Set exercise
Give the number of lines containing "name" in this listing, with no other words.

*** Provided information ***

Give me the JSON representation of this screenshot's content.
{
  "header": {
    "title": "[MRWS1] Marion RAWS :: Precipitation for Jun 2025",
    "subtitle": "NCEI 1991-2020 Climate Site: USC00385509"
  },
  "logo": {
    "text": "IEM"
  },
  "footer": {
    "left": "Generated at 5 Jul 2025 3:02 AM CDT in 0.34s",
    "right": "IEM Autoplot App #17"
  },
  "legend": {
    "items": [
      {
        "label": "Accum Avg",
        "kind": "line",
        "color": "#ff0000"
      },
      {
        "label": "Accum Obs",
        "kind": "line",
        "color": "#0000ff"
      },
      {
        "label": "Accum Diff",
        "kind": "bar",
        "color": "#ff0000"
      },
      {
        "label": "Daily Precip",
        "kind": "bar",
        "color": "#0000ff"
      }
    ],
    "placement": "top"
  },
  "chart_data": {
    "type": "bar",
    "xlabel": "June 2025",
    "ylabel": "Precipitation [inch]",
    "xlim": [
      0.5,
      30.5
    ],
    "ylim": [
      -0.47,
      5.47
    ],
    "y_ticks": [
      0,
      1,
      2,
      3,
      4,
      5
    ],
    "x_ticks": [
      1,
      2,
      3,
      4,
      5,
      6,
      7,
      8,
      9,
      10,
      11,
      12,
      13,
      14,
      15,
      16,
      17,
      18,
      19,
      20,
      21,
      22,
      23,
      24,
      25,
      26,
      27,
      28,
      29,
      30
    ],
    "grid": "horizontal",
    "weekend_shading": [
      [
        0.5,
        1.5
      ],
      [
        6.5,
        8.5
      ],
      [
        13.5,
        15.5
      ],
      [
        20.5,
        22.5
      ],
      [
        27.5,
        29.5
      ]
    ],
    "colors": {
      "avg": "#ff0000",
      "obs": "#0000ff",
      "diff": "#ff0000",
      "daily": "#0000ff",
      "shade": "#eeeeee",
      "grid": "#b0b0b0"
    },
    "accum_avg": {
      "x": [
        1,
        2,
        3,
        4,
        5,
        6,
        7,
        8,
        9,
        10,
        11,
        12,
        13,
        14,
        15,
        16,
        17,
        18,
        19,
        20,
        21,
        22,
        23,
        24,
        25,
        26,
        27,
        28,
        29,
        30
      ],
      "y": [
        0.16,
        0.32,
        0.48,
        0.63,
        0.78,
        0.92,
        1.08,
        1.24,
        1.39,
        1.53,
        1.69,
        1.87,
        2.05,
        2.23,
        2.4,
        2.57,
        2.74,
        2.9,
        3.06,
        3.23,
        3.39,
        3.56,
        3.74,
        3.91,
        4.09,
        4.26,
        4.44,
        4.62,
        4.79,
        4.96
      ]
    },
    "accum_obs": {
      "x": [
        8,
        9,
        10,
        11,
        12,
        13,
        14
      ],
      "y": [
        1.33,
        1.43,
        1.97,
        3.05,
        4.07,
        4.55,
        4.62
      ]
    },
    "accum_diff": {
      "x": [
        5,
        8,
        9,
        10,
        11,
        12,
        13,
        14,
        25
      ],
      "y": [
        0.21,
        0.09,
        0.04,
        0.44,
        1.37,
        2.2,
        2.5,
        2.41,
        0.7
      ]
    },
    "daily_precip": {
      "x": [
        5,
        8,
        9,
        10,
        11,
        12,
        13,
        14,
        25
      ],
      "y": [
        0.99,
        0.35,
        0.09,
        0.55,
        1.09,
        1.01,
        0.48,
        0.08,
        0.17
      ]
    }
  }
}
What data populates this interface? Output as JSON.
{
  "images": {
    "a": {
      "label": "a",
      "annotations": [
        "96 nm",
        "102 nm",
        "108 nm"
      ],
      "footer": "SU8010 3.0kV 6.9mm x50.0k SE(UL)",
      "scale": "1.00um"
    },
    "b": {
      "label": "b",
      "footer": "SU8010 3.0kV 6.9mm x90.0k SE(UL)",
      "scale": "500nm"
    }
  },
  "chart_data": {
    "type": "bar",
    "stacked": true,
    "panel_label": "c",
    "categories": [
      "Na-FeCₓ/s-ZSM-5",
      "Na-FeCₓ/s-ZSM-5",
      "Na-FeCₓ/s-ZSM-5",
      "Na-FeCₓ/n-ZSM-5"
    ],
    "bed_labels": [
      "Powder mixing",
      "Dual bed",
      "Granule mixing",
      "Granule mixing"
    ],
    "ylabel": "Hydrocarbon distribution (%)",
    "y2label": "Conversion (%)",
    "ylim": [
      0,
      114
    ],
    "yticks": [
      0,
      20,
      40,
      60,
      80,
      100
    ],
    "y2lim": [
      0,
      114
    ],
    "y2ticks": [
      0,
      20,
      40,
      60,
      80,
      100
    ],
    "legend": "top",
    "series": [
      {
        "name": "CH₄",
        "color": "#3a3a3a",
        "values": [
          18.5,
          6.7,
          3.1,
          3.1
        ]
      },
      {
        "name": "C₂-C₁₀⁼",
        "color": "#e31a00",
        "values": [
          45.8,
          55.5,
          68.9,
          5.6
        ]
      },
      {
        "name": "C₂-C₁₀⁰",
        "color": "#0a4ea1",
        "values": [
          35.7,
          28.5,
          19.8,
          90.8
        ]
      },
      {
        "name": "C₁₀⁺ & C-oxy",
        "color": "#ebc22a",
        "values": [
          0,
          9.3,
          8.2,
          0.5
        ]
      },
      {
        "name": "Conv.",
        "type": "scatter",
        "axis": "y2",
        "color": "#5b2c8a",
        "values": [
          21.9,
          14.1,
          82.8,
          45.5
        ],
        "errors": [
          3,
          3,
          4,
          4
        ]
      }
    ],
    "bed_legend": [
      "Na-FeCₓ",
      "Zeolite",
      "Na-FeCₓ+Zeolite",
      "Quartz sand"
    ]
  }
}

***

Correct response
5